Assignment -> When a line in the records contains the string "their", copy that line.

Start of Block

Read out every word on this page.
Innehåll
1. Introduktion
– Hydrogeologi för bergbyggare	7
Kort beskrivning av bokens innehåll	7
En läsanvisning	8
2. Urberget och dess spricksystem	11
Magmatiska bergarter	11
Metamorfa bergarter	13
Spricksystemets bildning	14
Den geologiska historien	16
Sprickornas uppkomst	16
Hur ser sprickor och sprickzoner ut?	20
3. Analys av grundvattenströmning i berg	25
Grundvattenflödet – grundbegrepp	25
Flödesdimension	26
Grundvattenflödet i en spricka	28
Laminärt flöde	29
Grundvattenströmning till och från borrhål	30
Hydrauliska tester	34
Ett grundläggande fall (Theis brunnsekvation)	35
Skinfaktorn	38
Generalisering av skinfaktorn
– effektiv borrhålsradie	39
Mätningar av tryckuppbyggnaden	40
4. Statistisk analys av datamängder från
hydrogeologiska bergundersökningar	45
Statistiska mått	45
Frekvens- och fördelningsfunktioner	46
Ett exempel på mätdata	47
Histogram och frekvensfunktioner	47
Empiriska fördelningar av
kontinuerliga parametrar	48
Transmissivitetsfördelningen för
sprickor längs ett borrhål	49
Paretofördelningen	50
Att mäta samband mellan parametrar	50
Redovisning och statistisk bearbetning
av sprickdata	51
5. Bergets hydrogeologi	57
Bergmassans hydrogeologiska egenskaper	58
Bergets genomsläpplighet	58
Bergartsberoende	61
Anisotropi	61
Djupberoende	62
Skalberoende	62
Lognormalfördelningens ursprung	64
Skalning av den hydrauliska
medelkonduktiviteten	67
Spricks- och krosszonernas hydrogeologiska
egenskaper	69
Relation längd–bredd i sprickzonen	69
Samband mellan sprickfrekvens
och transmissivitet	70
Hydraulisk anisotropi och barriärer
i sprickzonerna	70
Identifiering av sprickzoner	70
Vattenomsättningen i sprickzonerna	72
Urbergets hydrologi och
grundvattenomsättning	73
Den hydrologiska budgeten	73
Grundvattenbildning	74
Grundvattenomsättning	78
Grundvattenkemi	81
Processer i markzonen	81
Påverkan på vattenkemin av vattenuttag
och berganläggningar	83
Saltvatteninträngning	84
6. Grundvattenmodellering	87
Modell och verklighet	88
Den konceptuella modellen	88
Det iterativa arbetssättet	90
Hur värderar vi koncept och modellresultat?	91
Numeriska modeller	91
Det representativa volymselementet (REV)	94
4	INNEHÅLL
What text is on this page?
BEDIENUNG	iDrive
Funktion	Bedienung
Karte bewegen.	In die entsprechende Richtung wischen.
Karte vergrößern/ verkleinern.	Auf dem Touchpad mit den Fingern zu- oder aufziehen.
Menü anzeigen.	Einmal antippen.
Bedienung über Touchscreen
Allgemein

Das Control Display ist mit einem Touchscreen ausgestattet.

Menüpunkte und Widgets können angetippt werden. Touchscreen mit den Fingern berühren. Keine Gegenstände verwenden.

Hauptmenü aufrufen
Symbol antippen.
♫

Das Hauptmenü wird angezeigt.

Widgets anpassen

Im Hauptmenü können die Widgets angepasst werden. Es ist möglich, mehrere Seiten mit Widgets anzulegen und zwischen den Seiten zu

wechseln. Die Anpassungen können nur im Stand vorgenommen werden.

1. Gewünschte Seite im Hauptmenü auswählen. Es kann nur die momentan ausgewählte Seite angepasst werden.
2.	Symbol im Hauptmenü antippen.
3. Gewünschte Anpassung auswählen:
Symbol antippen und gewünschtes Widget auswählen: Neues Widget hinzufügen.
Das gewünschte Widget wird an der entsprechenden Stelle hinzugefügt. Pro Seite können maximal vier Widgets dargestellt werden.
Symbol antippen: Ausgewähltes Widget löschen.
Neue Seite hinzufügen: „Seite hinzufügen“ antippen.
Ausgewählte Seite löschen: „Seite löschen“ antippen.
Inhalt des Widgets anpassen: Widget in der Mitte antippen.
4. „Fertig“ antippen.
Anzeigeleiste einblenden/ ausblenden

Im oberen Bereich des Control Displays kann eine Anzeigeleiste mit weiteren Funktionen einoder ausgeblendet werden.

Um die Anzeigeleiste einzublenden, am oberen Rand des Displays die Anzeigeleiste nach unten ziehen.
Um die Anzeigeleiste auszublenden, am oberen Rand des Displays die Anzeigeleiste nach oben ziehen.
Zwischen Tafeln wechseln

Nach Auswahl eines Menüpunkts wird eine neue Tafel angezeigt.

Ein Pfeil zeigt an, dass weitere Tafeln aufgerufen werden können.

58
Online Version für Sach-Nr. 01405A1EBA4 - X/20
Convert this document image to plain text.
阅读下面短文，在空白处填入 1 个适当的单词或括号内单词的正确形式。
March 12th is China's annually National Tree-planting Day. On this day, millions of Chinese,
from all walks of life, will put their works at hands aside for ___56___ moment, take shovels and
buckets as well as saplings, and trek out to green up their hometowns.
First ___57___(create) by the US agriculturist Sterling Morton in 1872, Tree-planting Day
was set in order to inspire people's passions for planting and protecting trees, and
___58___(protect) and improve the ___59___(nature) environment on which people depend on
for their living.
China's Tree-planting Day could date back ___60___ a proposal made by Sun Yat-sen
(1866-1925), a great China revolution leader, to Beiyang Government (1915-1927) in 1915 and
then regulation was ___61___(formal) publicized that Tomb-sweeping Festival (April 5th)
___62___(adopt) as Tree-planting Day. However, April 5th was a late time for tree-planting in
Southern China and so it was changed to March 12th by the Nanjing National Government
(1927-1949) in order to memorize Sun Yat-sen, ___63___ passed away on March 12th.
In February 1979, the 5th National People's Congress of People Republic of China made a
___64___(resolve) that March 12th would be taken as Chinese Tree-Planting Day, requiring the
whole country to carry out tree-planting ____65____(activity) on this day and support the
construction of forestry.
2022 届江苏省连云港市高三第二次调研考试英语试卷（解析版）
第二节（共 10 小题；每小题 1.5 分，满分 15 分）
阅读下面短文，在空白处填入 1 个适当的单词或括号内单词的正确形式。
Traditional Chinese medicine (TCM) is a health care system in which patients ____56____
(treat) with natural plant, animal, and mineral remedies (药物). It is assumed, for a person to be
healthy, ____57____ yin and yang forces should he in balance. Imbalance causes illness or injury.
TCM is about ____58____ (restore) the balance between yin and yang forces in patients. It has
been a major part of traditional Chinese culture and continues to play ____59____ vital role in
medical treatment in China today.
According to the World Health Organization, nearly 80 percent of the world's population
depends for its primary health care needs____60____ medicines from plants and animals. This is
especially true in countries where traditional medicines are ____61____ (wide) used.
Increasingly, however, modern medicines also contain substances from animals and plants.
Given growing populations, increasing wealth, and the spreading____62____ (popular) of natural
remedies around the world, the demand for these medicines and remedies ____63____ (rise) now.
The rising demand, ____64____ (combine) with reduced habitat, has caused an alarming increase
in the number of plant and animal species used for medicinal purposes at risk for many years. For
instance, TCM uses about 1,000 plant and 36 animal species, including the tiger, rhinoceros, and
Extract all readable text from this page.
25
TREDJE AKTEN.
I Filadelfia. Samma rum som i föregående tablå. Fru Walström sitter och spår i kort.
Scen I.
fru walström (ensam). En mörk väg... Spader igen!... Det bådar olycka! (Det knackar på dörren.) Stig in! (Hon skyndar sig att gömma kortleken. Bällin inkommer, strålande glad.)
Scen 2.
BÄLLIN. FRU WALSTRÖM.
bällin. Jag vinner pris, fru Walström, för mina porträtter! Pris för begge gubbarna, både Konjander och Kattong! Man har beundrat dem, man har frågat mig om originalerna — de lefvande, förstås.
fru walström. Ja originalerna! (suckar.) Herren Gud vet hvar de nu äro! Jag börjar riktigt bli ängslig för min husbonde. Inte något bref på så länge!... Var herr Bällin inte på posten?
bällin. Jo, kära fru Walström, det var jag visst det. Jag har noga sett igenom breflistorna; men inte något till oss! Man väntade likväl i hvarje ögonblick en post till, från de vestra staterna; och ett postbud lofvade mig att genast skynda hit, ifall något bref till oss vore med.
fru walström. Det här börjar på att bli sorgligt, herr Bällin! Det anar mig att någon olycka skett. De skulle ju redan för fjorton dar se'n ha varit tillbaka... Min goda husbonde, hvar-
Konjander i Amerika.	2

End of Block

Solution ->
from all walks of life, will put their works at hands aside for ___56___ moment, take shovels and
buckets as well as saplings, and trek out to green up their hometowns.
for their living.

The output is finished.